• Given problem: From the listing below, pull each line that includes "color".

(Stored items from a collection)
** Start **
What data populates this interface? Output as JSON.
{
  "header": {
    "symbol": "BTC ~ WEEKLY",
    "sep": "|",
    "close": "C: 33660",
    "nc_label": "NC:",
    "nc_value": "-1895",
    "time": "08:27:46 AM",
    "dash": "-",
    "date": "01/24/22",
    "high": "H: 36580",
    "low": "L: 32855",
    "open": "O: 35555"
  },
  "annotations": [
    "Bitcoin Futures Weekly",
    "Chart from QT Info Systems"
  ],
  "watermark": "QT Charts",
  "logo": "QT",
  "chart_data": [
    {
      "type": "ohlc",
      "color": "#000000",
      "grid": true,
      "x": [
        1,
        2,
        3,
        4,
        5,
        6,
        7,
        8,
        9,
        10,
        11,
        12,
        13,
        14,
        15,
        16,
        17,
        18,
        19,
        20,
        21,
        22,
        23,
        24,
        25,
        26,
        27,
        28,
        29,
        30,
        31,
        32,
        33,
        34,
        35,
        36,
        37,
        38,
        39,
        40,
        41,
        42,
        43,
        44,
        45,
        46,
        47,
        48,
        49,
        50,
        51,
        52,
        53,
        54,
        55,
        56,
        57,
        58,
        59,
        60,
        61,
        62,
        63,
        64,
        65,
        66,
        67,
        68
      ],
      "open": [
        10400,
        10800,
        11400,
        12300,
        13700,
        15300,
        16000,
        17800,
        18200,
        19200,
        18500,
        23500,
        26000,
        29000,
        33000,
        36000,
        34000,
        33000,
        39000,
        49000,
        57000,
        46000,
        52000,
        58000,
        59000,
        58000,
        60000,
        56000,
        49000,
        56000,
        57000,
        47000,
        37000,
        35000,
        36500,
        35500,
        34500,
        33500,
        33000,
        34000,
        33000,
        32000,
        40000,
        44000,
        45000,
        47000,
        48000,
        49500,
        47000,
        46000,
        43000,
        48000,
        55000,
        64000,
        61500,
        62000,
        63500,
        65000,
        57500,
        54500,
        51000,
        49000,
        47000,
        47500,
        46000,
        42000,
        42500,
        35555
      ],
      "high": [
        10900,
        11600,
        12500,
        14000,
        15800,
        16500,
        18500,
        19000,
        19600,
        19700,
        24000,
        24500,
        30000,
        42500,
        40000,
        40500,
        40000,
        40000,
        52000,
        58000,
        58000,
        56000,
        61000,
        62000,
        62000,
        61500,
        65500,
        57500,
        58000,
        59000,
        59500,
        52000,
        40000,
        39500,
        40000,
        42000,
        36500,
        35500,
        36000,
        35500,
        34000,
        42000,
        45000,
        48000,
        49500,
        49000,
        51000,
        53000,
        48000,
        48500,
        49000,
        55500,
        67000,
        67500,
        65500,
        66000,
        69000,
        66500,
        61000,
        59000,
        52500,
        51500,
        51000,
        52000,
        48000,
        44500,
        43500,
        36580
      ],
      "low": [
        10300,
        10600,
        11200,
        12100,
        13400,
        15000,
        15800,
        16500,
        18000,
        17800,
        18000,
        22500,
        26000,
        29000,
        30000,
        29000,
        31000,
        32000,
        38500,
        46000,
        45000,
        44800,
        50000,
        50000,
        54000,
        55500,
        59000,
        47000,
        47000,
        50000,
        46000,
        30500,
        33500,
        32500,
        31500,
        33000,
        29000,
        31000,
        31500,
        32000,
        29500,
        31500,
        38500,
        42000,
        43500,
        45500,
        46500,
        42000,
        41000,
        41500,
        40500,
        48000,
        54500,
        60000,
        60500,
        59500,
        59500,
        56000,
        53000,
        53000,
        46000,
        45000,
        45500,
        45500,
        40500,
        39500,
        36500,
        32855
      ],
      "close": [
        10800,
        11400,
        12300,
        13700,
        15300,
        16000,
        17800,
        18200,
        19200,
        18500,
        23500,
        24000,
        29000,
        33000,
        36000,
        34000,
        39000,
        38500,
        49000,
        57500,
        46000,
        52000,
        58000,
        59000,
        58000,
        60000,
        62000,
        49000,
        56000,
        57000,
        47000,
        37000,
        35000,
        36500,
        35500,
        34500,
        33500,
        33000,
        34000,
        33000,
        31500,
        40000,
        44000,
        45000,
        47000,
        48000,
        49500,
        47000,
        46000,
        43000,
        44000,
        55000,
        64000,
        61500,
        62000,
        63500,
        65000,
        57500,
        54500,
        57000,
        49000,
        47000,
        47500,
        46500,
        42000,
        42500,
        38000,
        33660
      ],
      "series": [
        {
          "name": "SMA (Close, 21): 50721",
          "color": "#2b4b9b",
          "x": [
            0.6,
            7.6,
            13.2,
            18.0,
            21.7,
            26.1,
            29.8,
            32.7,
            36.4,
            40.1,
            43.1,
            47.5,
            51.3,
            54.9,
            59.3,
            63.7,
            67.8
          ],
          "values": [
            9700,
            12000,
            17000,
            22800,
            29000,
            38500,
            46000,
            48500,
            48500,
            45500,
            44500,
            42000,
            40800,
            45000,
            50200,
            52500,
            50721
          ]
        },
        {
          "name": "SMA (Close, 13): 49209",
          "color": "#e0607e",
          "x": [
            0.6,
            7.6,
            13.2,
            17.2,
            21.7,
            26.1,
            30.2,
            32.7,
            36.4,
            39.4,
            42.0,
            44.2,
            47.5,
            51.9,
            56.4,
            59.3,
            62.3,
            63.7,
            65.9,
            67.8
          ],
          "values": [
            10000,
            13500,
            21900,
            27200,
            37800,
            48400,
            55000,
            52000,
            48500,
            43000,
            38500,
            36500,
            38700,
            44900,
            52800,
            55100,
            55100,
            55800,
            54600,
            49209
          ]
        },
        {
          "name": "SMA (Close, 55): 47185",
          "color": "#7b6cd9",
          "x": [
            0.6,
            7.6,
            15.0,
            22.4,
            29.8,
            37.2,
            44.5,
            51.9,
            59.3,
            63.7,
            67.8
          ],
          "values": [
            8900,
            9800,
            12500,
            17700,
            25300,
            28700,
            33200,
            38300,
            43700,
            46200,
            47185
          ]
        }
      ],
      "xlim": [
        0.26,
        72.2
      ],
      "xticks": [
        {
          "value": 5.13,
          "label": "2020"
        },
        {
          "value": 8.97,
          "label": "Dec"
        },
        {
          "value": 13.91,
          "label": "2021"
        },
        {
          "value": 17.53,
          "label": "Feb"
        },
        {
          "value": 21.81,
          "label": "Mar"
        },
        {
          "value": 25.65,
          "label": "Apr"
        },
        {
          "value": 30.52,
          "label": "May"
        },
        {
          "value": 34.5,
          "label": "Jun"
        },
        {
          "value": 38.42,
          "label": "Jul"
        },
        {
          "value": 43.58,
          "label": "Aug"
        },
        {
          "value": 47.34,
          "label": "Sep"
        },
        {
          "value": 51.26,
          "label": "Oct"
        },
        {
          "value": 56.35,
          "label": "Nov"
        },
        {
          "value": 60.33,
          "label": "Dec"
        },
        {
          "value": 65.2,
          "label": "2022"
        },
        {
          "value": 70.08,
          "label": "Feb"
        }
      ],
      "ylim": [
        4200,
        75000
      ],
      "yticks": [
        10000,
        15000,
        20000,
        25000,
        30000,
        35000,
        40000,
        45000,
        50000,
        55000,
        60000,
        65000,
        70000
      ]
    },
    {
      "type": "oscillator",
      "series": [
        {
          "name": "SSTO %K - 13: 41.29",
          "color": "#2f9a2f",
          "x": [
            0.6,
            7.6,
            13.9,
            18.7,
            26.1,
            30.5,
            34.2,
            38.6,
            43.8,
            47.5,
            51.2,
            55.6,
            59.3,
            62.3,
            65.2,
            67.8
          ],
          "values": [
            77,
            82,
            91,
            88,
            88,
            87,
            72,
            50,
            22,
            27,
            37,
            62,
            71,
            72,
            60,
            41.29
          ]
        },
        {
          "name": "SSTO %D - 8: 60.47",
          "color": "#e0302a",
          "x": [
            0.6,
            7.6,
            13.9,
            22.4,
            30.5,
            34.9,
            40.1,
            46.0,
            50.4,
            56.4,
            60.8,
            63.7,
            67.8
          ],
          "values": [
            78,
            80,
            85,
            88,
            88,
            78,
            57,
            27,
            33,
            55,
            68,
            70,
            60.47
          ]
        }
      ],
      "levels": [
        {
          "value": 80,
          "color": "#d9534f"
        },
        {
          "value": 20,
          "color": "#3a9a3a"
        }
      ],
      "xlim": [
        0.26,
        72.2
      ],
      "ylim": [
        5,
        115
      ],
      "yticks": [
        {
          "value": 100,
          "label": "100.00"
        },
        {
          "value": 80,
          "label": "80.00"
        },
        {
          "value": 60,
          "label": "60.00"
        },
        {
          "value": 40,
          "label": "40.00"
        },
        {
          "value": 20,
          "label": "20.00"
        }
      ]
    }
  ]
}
** End **
• Task solution:
      "color": "#000000",
          "color": "#2b4b9b",
          "color": "#e0607e",
          "color": "#7b6cd9",
          "color": "#2f9a2f",
          "color": "#e0302a",
          "color": "#d9534f"
          "color": "#3a9a3a"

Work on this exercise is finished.